§ **Source excerpt**
____

Thermodynamic framework

The polynomial method¹⁰ has been frequently used for obtaining relation between activity coefficients of solutes and their molalities in ternary systems^25,26. According to this method, for each component i of the ternary system, the activity coefficient in molality basis,\({\gamma }_{i}^{m}\), can be expressed in terms of betaine molality, m₁ and salts (K₃PO₄/K₂HPO₄) or PEGDME₂₅₀ molality, m₂ as follows:

$$ln{\gamma }_{i}^{m}=\sum_{i=0}^{\infty }\sum_{j=0}^{\infty }{A}_{ij}{m}_{1}^{i}{m}_{2}^{j} ({A}_{00}=0)$$

(6)

Equation 6 can be written as Eq. (7a) when in the power series we neglect all terms higher than fourth:

$$ln{\gamma }_{i}^{m}=ln{\gamma }_{i}^{0,m}+{A}_{01}{m}_{1}+{A}_{11}{m}_{1}{m}_{2}+{A}_{02}{m}_{2}^{2}+{A}_{21}{m}_{1}^{2}{m}_{2}+{A}_{12}{{m}_{1}m}_{2}^{2}+{A}_{03}{m}_{2}^{3}+{A}_{31}{m}_{1}^{3}{m}_{2}+{A}_{22}{m}_{1}^{2}{m}_{2}^{2}+{A}_{13}{{m}_{1}m}_{2}^{3}+{A}_{04}{m}_{2}^{4}$$

(7a)

____

§ **Supplied data**
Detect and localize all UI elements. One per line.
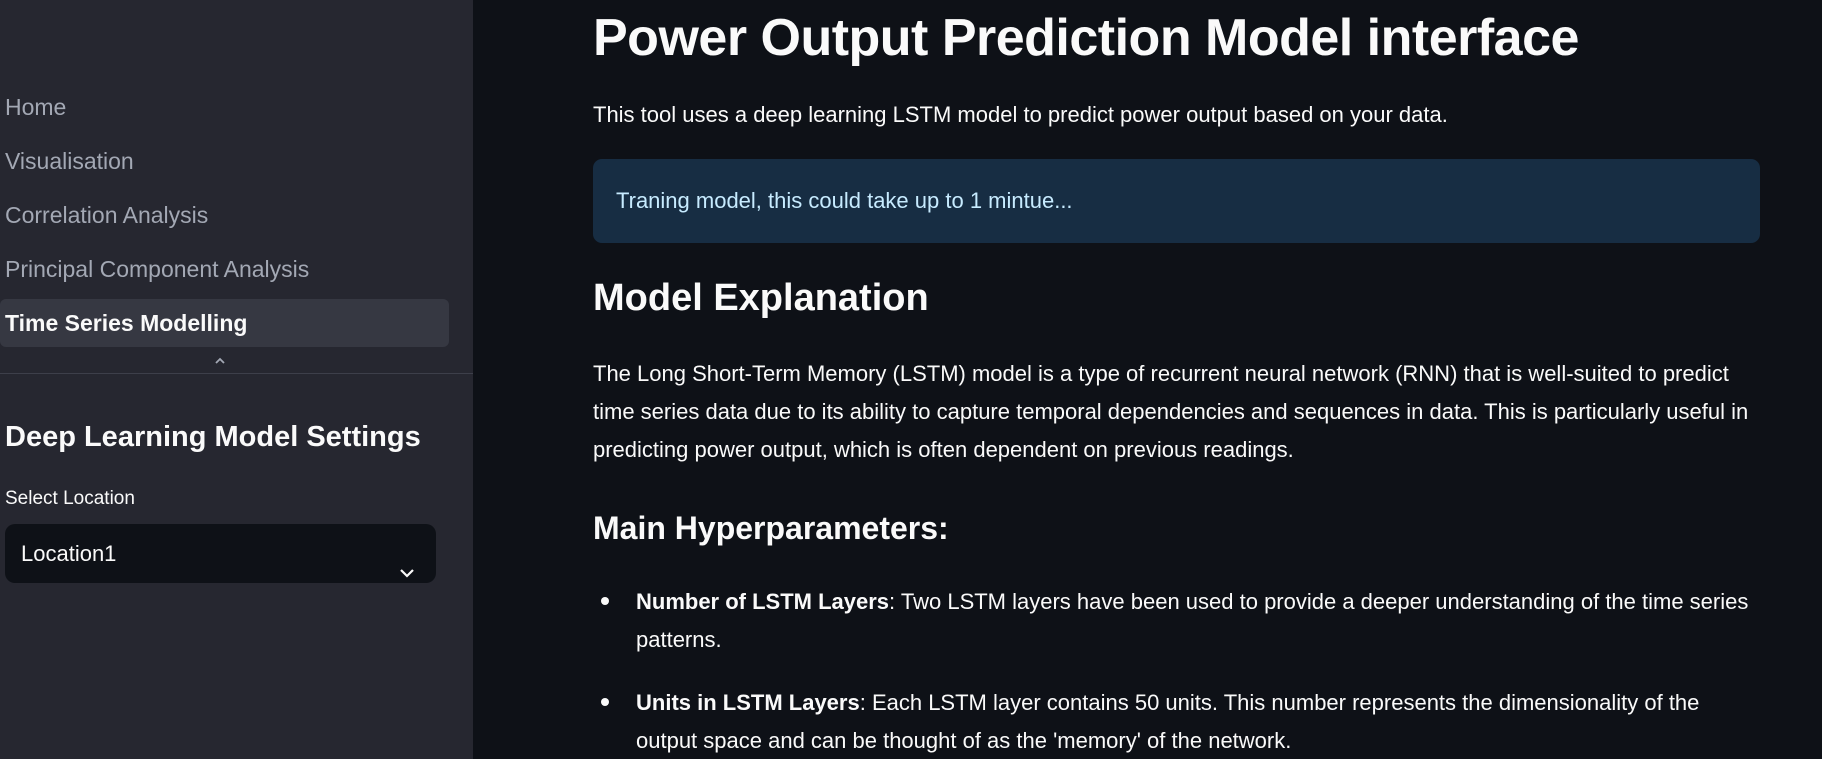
sidebar-item-time-series-modelling[interactable]: Time Series Modelling	[0, 299, 449, 347]
location-select-value: Location1	[21, 541, 117, 566]
hyperparam-term: Units in LSTM Layers	[636, 690, 860, 715]
model-explanation-heading: Model Explanation	[593, 277, 929, 319]
page-title: Power Output Prediction Model interface	[593, 9, 1579, 67]
sidebar-item-correlation-analysis[interactable]: Correlation Analysis	[5, 202, 209, 228]
list-item: Units in LSTM Layers: Each LSTM layer co…	[593, 684, 1763, 759]
sidebar-divider	[0, 373, 473, 374]
hyperparam-term: Number of LSTM Layers	[636, 589, 890, 614]
bullet-icon	[601, 698, 609, 706]
intro-text: This tool uses a deep learning LSTM mode…	[593, 102, 1448, 127]
chevron-up-icon[interactable]	[212, 353, 228, 369]
hyperparam-desc: : Two LSTM layers have been used to prov…	[636, 589, 1749, 652]
hyperparams-heading: Main Hyperparameters:	[593, 510, 949, 546]
select-location-label: Select Location	[5, 488, 135, 509]
sidebar-item-home[interactable]: Home	[5, 94, 67, 120]
hyperparam-desc: : Each LSTM layer contains 50 units. Thi…	[636, 690, 1700, 753]
settings-title: Deep Learning Model Settings	[5, 421, 421, 453]
bullet-icon	[601, 597, 609, 605]
sidebar: Home Visualisation Correlation Analysis …	[0, 0, 473, 759]
location-select[interactable]: Location1	[5, 524, 436, 583]
sidebar-item-visualisation[interactable]: Visualisation	[5, 148, 134, 174]
info-alert-text: Traning model, this could take up to 1 m…	[616, 188, 1073, 213]
list-item: Number of LSTM Layers: Two LSTM layers h…	[593, 583, 1763, 659]
sidebar-item-principal-component-analysis[interactable]: Principal Component Analysis	[5, 256, 310, 282]
model-explanation-text: The Long Short-Term Memory (LSTM) model …	[593, 361, 1749, 462]
info-alert: Traning model, this could take up to 1 m…	[593, 159, 1760, 243]
chevron-down-icon	[398, 545, 416, 578]
main-content: Power Output Prediction Model interface …	[473, 0, 1822, 759]
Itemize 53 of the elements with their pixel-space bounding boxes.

____

§ **Written instruction A**
Answer each question from the thermodynamic framework excerpt.
(i) Which symbol stands for the betaine molality?
(ii) What condition is placed on the coefficient A₀₀ in Equation 6?
(iii) Which terms of the power series are neglected to turn Equation 6 into Eq. (7a)?
§ **Written instruction B**
Extend the thermodynamic framework excerpt by a few sentences, picking up right after Eq. (7a).

§ **Task response A**
(i) m₁
(ii) A₀₀ = 0
(iii) All terms higher than fourth

§ **Task response B**
In Eq. (7a) the term \({\gamma }_{i}^{0,m}\) denotes the activity coefficient of component i in aqueous binary solutions which is expressed in terms of its molality, m_i, as follows:

$$ln{\gamma }_{i}^{0,m}={A}_{10}{m}_{i}+{A}_{20}{m}_{i}^{2}+{A}_{30}{m}_{i}^{3}+{A}_{40}{m}_{i}^{4}$$

(7b)

Within this thermodynamic framework a quantity \(\Delta\) has been introduced²⁷:

$$\Delta =-55.51ln{a}_{w}-{m}_{1}{\phi }_{1}^{0}-2{m}_{2}{\phi }_{2}^{0}$$

(8a)

which is identical with Eq. (8b)

$$\Delta =2{m}_{R}{\phi }_{R}^{0}-{m}_{1}{\phi }_{1}^{0}-2{m}_{2}{\phi }_{2}^{0}$$

(8b)

In above relations, \({\phi }_{R}^{0}, {\phi }_{1}^{0}\), and \({\phi }_{2}^{0}\) are used respectively for the osmotic coefficients of solutions of the reference, betaine, and salts (K₃PO4/K₂HPO₄) or PEGDME₂₅₀.

Then, using the Gibbs–Duhem relation the Eq. (9) can be derived²⁷:

$$\frac{\Delta }{{m}_{1}{m}_{2}}={A}_{01}+{A}_{11}{m}_{1}+2{A}_{02}{m}_{2}+{3A}_{03}{m}_{2}^{2}+{A}_{21}{m}_{1}^{2}+\left(\frac{3}{2}\right){A}_{12}{m}_{1}{m}_{2}+{A}_{31}{m}_{1}^{3}+\left(\frac{4}{3}\right){A}_{22}{m}_{1}^{2}{m}_{2}+2{A}_{13}{{m}_{1}m}_{2}^{2}+4{A}_{04}{m}_{2}^{3}$$

(9)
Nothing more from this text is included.